** BEGIN DATASET CONTENT **

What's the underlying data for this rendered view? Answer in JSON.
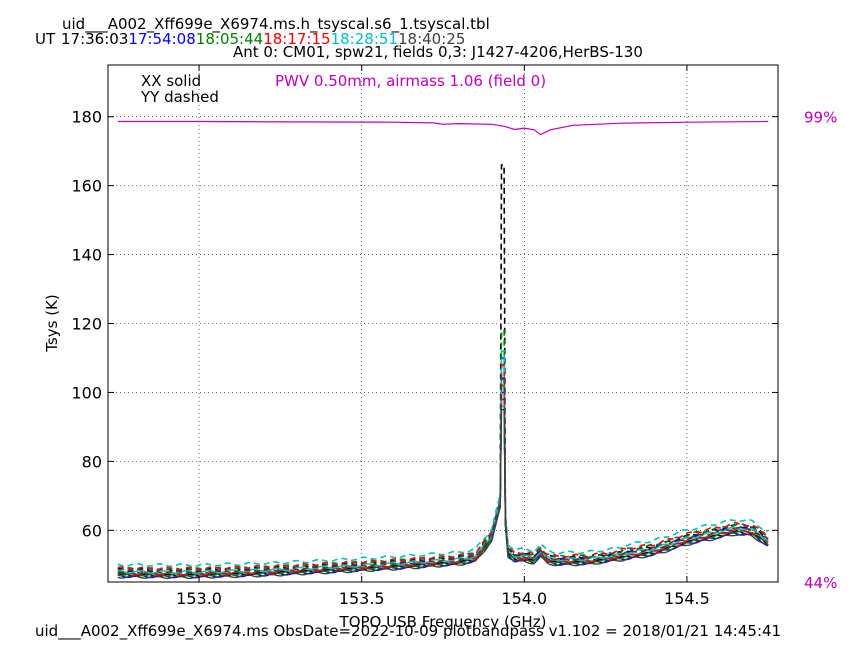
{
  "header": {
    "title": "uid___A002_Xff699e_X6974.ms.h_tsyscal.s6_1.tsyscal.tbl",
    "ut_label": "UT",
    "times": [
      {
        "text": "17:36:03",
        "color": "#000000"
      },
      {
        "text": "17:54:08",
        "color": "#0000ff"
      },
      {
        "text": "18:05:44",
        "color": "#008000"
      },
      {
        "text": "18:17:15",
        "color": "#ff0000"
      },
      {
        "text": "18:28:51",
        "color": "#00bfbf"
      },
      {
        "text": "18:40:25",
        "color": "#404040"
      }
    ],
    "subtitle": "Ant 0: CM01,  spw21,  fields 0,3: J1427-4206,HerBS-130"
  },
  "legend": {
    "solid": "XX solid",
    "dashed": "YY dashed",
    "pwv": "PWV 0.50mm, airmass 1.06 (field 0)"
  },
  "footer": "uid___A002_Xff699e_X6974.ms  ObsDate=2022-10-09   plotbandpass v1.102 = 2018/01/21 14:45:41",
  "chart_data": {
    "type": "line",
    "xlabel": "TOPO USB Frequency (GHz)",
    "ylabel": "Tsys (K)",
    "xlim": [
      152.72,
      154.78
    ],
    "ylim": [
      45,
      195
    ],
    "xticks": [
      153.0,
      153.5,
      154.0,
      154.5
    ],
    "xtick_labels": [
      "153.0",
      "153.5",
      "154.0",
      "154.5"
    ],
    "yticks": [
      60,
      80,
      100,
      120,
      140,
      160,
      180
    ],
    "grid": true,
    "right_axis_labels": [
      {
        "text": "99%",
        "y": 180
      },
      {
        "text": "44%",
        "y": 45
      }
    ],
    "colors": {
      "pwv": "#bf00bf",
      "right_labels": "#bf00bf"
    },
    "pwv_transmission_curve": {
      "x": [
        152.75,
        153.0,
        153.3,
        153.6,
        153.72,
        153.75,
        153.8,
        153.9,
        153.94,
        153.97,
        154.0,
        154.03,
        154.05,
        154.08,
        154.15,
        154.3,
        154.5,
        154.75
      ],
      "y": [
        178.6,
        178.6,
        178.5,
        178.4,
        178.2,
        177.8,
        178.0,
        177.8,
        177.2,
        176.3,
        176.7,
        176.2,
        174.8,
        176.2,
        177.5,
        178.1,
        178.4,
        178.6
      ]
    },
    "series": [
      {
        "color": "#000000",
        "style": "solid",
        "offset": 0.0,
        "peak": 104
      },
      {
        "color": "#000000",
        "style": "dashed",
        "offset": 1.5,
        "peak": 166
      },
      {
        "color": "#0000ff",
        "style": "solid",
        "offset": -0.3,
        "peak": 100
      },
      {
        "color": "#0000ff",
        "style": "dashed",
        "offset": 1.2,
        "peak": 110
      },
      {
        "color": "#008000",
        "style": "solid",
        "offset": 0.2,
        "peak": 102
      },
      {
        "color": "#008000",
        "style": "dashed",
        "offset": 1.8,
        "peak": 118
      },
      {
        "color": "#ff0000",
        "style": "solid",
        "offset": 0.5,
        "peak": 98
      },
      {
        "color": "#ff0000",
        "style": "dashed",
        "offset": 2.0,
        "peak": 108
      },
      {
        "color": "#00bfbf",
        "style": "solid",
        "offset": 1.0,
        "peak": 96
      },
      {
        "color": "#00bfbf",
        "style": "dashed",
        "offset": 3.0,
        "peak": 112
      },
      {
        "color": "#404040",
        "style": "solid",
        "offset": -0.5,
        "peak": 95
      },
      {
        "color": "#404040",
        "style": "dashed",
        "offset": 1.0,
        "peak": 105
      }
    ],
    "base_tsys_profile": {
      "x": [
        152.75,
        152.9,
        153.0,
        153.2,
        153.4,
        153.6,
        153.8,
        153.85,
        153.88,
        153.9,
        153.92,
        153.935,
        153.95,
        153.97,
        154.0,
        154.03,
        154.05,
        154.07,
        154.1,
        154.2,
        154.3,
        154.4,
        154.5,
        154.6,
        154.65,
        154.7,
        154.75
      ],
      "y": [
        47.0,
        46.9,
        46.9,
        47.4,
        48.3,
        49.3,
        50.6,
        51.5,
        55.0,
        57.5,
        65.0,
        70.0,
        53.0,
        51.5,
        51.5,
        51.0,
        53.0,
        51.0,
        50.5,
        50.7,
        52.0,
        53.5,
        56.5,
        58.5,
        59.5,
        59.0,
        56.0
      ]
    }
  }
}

** END DATASET CONTENT **

● **TASK DIRECTIONS**: Quote everything in the listing above exactly; pictures are the only thing to omit.

● **EXPECTED OUTPUT**:
What's the underlying data for this rendered view? Answer in JSON.
{
  "header": {
    "title": "uid___A002_Xff699e_X6974.ms.h_tsyscal.s6_1.tsyscal.tbl",
    "ut_label": "UT",
    "times": [
      {
        "text": "17:36:03",
        "color": "#000000"
      },
      {
        "text": "17:54:08",
        "color": "#0000ff"
      },
      {
        "text": "18:05:44",
        "color": "#008000"
      },
      {
        "text": "18:17:15",
        "color": "#ff0000"
      },
      {
        "text": "18:28:51",
        "color": "#00bfbf"
      },
      {
        "text": "18:40:25",
        "color": "#404040"
      }
    ],
    "subtitle": "Ant 0: CM01,  spw21,  fields 0,3: J1427-4206,HerBS-130"
  },
  "legend": {
    "solid": "XX solid",
    "dashed": "YY dashed",
    "pwv": "PWV 0.50mm, airmass 1.06 (field 0)"
  },
  "footer": "uid___A002_Xff699e_X6974.ms  ObsDate=2022-10-09   plotbandpass v1.102 = 2018/01/21 14:45:41",
  "chart_data": {
    "type": "line",
    "xlabel": "TOPO USB Frequency (GHz)",
    "ylabel": "Tsys (K)",
    "xlim": [
      152.72,
      154.78
    ],
    "ylim": [
      45,
      195
    ],
    "xticks": [
      153.0,
      153.5,
      154.0,
      154.5
    ],
    "xtick_labels": [
      "153.0",
      "153.5",
      "154.0",
      "154.5"
    ],
    "yticks": [
      60,
      80,
      100,
      120,
      140,
      160,
      180
    ],
    "grid": true,
    "right_axis_labels": [
      {
        "text": "99%",
        "y": 180
      },
      {
        "text": "44%",
        "y": 45
      }
    ],
    "colors": {
      "pwv": "#bf00bf",
      "right_labels": "#bf00bf"
    },
    "pwv_transmission_curve": {
      "x": [
        152.75,
        153.0,
        153.3,
        153.6,
        153.72,
        153.75,
        153.8,
        153.9,
        153.94,
        153.97,
        154.0,
        154.03,
        154.05,
        154.08,
        154.15,
        154.3,
        154.5,
        154.75
      ],
      "y": [
        178.6,
        178.6,
        178.5,
        178.4,
        178.2,
        177.8,
        178.0,
        177.8,
        177.2,
        176.3,
        176.7,
        176.2,
        174.8,
        176.2,
        177.5,
        178.1,
        178.4,
        178.6
      ]
    },
    "series": [
      {
        "color": "#000000",
        "style": "solid",
        "offset": 0.0,
        "peak": 104
      },
      {
        "color": "#000000",
        "style": "dashed",
        "offset": 1.5,
        "peak": 166
      },
      {
        "color": "#0000ff",
        "style": "solid",
        "offset": -0.3,
        "peak": 100
      },
      {
        "color": "#0000ff",
        "style": "dashed",
        "offset": 1.2,
        "peak": 110
      },
      {
        "color": "#008000",
        "style": "solid",
        "offset": 0.2,
        "peak": 102
      },
      {
        "color": "#008000",
        "style": "dashed",
        "offset": 1.8,
        "peak": 118
      },
      {
        "color": "#ff0000",
        "style": "solid",
        "offset": 0.5,
        "peak": 98
      },
      {
        "color": "#ff0000",
        "style": "dashed",
        "offset": 2.0,
        "peak": 108
      },
      {
        "color": "#00bfbf",
        "style": "solid",
        "offset": 1.0,
        "peak": 96
      },
      {
        "color": "#00bfbf",
        "style": "dashed",
        "offset": 3.0,
        "peak": 112
      },
      {
        "color": "#404040",
        "style": "solid",
        "offset": -0.5,
        "peak": 95
      },
      {
        "color": "#404040",
        "style": "dashed",
        "offset": 1.0,
        "peak": 105
      }
    ],
    "base_tsys_profile": {
      "x": [
        152.75,
        152.9,
        153.0,
        153.2,
        153.4,
        153.6,
        153.8,
        153.85,
        153.88,
        153.9,
        153.92,
        153.935,
        153.95,
        153.97,
        154.0,
        154.03,
        154.05,
        154.07,
        154.1,
        154.2,
        154.3,
        154.4,
        154.5,
        154.6,
        154.65,
        154.7,
        154.75
      ],
      "y": [
        47.0,
        46.9,
        46.9,
        47.4,
        48.3,
        49.3,
        50.6,
        51.5,
        55.0,
        57.5,
        65.0,
        70.0,
        53.0,
        51.5,
        51.5,
        51.0,
        53.0,
        51.0,
        50.5,
        50.7,
        52.0,
        53.5,
        56.5,
        58.5,
        59.5,
        59.0,
        56.0
      ]
    }
  }
}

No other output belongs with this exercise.